** BEGIN Material for the task **

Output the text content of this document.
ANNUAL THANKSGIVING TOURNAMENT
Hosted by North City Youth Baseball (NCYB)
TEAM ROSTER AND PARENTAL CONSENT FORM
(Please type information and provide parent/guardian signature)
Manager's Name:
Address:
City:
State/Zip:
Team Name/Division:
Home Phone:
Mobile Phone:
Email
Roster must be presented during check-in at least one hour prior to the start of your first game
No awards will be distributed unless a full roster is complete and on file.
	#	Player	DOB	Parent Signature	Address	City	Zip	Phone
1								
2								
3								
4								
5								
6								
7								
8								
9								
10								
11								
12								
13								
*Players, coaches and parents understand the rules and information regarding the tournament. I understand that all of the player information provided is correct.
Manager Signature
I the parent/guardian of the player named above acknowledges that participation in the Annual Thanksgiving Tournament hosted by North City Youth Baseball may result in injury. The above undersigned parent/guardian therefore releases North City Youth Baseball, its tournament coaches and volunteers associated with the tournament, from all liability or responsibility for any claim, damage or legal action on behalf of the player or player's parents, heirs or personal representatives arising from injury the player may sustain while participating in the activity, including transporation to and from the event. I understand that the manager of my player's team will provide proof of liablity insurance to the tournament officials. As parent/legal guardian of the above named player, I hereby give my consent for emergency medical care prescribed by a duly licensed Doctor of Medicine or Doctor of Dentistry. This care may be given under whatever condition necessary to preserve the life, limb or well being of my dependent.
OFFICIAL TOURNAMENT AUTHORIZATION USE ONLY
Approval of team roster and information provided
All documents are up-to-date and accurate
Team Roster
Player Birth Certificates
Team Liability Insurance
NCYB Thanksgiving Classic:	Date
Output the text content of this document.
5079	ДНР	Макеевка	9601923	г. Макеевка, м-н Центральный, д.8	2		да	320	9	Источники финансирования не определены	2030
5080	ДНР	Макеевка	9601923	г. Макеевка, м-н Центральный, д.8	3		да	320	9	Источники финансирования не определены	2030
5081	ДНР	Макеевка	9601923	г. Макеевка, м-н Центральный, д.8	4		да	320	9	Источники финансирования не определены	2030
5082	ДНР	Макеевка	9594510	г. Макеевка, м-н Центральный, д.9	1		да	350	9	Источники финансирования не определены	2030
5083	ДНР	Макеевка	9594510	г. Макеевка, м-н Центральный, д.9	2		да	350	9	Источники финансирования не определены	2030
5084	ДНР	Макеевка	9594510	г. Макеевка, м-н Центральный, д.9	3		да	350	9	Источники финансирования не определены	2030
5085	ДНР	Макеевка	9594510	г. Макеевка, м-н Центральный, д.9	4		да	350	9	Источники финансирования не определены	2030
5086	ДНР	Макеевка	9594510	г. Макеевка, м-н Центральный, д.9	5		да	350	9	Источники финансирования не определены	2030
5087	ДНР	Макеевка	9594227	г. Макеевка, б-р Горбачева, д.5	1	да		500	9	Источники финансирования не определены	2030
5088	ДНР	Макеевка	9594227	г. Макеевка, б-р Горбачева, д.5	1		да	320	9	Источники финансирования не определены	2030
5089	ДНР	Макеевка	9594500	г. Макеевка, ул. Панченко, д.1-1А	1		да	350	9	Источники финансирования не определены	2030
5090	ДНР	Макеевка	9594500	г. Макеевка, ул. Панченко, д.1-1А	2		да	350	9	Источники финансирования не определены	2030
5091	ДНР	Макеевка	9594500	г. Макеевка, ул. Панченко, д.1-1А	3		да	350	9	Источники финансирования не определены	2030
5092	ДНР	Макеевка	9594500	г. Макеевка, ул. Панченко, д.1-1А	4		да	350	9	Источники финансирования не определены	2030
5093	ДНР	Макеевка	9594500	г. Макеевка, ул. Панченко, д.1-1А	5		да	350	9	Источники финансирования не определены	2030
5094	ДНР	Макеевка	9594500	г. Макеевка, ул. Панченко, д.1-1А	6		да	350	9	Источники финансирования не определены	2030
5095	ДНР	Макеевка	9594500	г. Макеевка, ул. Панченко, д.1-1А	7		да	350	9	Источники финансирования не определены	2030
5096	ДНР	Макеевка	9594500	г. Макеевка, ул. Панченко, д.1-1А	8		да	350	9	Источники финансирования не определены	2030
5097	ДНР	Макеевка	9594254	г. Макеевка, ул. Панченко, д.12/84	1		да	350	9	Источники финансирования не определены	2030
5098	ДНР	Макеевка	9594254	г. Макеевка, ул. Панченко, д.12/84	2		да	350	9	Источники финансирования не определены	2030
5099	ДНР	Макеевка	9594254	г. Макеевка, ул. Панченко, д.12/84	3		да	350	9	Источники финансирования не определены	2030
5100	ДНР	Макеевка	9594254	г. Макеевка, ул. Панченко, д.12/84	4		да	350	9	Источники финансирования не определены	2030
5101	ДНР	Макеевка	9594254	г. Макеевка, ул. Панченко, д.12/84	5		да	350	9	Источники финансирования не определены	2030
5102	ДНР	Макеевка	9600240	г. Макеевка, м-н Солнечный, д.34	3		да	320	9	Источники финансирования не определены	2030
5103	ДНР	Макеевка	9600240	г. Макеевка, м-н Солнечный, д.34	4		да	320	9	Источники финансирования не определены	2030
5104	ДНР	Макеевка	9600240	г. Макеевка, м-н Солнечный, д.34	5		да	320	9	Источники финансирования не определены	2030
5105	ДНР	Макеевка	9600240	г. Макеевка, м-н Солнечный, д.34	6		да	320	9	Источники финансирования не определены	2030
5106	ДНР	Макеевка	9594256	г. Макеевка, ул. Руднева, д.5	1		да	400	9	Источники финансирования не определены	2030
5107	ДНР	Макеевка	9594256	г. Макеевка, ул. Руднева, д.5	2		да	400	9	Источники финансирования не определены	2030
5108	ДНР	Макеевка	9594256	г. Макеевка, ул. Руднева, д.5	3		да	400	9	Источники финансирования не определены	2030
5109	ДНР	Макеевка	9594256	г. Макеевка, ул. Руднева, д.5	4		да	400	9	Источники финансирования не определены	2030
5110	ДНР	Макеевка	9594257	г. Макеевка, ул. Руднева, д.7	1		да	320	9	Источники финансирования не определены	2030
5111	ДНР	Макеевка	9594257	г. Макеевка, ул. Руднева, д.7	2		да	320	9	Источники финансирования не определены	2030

** END Material for the task **

▶ What the exercise asks
Return all the data exactly as given.

▶ Complete output
Output the text content of this document.
ANNUAL THANKSGIVING TOURNAMENT
Hosted by North City Youth Baseball (NCYB)
TEAM ROSTER AND PARENTAL CONSENT FORM
(Please type information and provide parent/guardian signature)
Manager's Name:
Address:
City:
State/Zip:
Team Name/Division:
Home Phone:
Mobile Phone:
Email
Roster must be presented during check-in at least one hour prior to the start of your first game
No awards will be distributed unless a full roster is complete and on file.
	#	Player	DOB	Parent Signature	Address	City	Zip	Phone
1								
2								
3								
4								
5								
6								
7								
8								
9								
10								
11								
12								
13								
*Players, coaches and parents understand the rules and information regarding the tournament. I understand that all of the player information provided is correct.
Manager Signature
I the parent/guardian of the player named above acknowledges that participation in the Annual Thanksgiving Tournament hosted by North City Youth Baseball may result in injury. The above undersigned parent/guardian therefore releases North City Youth Baseball, its tournament coaches and volunteers associated with the tournament, from all liability or responsibility for any claim, damage or legal action on behalf of the player or player's parents, heirs or personal representatives arising from injury the player may sustain while participating in the activity, including transporation to and from the event. I understand that the manager of my player's team will provide proof of liablity insurance to the tournament officials. As parent/legal guardian of the above named player, I hereby give my consent for emergency medical care prescribed by a duly licensed Doctor of Medicine or Doctor of Dentistry. This care may be given under whatever condition necessary to preserve the life, limb or well being of my dependent.
OFFICIAL TOURNAMENT AUTHORIZATION USE ONLY
Approval of team roster and information provided
All documents are up-to-date and accurate
Team Roster
Player Birth Certificates
Team Liability Insurance
NCYB Thanksgiving Classic:	Date
Output the text content of this document.
5079	ДНР	Макеевка	9601923	г. Макеевка, м-н Центральный, д.8	2		да	320	9	Источники финансирования не определены	2030
5080	ДНР	Макеевка	9601923	г. Макеевка, м-н Центральный, д.8	3		да	320	9	Источники финансирования не определены	2030
5081	ДНР	Макеевка	9601923	г. Макеевка, м-н Центральный, д.8	4		да	320	9	Источники финансирования не определены	2030
5082	ДНР	Макеевка	9594510	г. Макеевка, м-н Центральный, д.9	1		да	350	9	Источники финансирования не определены	2030
5083	ДНР	Макеевка	9594510	г. Макеевка, м-н Центральный, д.9	2		да	350	9	Источники финансирования не определены	2030
5084	ДНР	Макеевка	9594510	г. Макеевка, м-н Центральный, д.9	3		да	350	9	Источники финансирования не определены	2030
5085	ДНР	Макеевка	9594510	г. Макеевка, м-н Центральный, д.9	4		да	350	9	Источники финансирования не определены	2030
5086	ДНР	Макеевка	9594510	г. Макеевка, м-н Центральный, д.9	5		да	350	9	Источники финансирования не определены	2030
5087	ДНР	Макеевка	9594227	г. Макеевка, б-р Горбачева, д.5	1	да		500	9	Источники финансирования не определены	2030
5088	ДНР	Макеевка	9594227	г. Макеевка, б-р Горбачева, д.5	1		да	320	9	Источники финансирования не определены	2030
5089	ДНР	Макеевка	9594500	г. Макеевка, ул. Панченко, д.1-1А	1		да	350	9	Источники финансирования не определены	2030
5090	ДНР	Макеевка	9594500	г. Макеевка, ул. Панченко, д.1-1А	2		да	350	9	Источники финансирования не определены	2030
5091	ДНР	Макеевка	9594500	г. Макеевка, ул. Панченко, д.1-1А	3		да	350	9	Источники финансирования не определены	2030
5092	ДНР	Макеевка	9594500	г. Макеевка, ул. Панченко, д.1-1А	4		да	350	9	Источники финансирования не определены	2030
5093	ДНР	Макеевка	9594500	г. Макеевка, ул. Панченко, д.1-1А	5		да	350	9	Источники финансирования не определены	2030
5094	ДНР	Макеевка	9594500	г. Макеевка, ул. Панченко, д.1-1А	6		да	350	9	Источники финансирования не определены	2030
5095	ДНР	Макеевка	9594500	г. Макеевка, ул. Панченко, д.1-1А	7		да	350	9	Источники финансирования не определены	2030
5096	ДНР	Макеевка	9594500	г. Макеевка, ул. Панченко, д.1-1А	8		да	350	9	Источники финансирования не определены	2030
5097	ДНР	Макеевка	9594254	г. Макеевка, ул. Панченко, д.12/84	1		да	350	9	Источники финансирования не определены	2030
5098	ДНР	Макеевка	9594254	г. Макеевка, ул. Панченко, д.12/84	2		да	350	9	Источники финансирования не определены	2030
5099	ДНР	Макеевка	9594254	г. Макеевка, ул. Панченко, д.12/84	3		да	350	9	Источники финансирования не определены	2030
5100	ДНР	Макеевка	9594254	г. Макеевка, ул. Панченко, д.12/84	4		да	350	9	Источники финансирования не определены	2030
5101	ДНР	Макеевка	9594254	г. Макеевка, ул. Панченко, д.12/84	5		да	350	9	Источники финансирования не определены	2030
5102	ДНР	Макеевка	9600240	г. Макеевка, м-н Солнечный, д.34	3		да	320	9	Источники финансирования не определены	2030
5103	ДНР	Макеевка	9600240	г. Макеевка, м-н Солнечный, д.34	4		да	320	9	Источники финансирования не определены	2030
5104	ДНР	Макеевка	9600240	г. Макеевка, м-н Солнечный, д.34	5		да	320	9	Источники финансирования не определены	2030
5105	ДНР	Макеевка	9600240	г. Макеевка, м-н Солнечный, д.34	6		да	320	9	Источники финансирования не определены	2030
5106	ДНР	Макеевка	9594256	г. Макеевка, ул. Руднева, д.5	1		да	400	9	Источники финансирования не определены	2030
5107	ДНР	Макеевка	9594256	г. Макеевка, ул. Руднева, д.5	2		да	400	9	Источники финансирования не определены	2030
5108	ДНР	Макеевка	9594256	г. Макеевка, ул. Руднева, д.5	3		да	400	9	Источники финансирования не определены	2030
5109	ДНР	Макеевка	9594256	г. Макеевка, ул. Руднева, д.5	4		да	400	9	Источники финансирования не определены	2030
5110	ДНР	Макеевка	9594257	г. Макеевка, ул. Руднева, д.7	1		да	320	9	Источники финансирования не определены	2030
5111	ДНР	Макеевка	9594257	г. Макеевка, ул. Руднева, д.7	2		да	320	9	Источники финансирования не определены	2030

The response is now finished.